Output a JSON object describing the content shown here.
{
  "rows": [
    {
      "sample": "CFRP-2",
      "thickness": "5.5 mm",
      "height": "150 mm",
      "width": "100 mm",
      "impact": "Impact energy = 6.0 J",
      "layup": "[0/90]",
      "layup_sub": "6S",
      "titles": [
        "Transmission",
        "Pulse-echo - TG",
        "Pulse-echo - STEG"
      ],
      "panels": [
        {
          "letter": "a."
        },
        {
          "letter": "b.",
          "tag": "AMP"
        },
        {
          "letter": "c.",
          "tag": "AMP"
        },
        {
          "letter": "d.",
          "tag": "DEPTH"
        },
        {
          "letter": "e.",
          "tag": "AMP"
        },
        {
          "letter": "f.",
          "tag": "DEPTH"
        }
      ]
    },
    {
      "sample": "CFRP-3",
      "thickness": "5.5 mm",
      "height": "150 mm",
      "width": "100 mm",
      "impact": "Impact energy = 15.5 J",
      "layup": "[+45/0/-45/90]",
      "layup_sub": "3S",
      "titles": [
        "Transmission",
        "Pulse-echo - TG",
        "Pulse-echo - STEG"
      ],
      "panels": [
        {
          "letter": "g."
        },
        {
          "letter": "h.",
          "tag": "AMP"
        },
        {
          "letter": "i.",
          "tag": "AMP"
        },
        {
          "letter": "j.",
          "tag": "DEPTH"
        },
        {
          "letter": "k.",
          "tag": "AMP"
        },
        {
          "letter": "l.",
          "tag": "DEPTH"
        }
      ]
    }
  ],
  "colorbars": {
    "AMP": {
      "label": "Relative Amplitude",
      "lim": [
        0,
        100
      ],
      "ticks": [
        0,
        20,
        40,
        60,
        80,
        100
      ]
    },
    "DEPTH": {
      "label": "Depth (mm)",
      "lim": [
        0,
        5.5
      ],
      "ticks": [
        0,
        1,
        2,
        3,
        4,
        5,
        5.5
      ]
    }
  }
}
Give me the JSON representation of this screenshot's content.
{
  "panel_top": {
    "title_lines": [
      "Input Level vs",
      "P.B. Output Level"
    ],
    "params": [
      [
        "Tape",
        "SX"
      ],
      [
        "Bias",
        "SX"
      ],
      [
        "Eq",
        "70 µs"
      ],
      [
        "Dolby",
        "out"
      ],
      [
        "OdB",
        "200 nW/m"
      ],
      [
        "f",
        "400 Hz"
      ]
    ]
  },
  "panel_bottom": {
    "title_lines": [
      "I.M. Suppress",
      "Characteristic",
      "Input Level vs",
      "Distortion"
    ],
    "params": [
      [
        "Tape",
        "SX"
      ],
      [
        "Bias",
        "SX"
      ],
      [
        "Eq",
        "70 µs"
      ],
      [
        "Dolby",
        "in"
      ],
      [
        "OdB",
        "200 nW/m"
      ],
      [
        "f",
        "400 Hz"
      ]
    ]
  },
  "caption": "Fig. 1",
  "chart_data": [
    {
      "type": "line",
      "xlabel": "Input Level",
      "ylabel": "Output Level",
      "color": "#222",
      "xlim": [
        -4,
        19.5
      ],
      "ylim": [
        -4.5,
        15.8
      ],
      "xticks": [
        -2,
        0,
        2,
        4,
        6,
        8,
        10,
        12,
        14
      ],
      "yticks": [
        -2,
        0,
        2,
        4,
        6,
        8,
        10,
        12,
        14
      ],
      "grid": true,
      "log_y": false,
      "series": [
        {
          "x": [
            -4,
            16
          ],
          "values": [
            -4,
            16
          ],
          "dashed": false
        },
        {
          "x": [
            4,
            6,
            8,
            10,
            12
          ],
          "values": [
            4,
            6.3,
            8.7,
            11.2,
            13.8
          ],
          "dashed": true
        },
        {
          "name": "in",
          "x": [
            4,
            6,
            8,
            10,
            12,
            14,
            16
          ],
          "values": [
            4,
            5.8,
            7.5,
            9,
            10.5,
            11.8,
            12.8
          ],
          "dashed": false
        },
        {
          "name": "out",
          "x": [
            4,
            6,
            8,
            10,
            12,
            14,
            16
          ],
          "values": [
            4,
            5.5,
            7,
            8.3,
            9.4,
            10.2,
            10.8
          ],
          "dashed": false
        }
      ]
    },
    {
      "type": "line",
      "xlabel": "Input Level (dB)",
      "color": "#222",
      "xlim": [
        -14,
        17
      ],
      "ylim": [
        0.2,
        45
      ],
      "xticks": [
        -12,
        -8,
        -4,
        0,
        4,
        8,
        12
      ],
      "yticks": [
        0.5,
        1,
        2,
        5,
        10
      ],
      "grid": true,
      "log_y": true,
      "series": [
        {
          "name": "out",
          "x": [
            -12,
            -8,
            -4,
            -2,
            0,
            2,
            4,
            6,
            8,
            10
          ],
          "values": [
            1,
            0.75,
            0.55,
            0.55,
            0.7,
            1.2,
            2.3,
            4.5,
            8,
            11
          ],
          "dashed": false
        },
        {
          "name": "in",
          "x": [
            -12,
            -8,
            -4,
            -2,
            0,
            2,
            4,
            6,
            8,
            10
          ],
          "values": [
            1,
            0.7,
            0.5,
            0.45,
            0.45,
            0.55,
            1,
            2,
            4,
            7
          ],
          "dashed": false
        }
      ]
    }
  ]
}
--------
→ **WHAT TO DO**:
Find the string "Level" in the records, then copy each line where it occurs.

→ **RESPONSE BELOW**:
      "Input Level vs",
      "P.B. Output Level"
      "Input Level vs",
      "xlabel": "Input Level",
      "ylabel": "Output Level",
      "xlabel": "Input Level (dB)",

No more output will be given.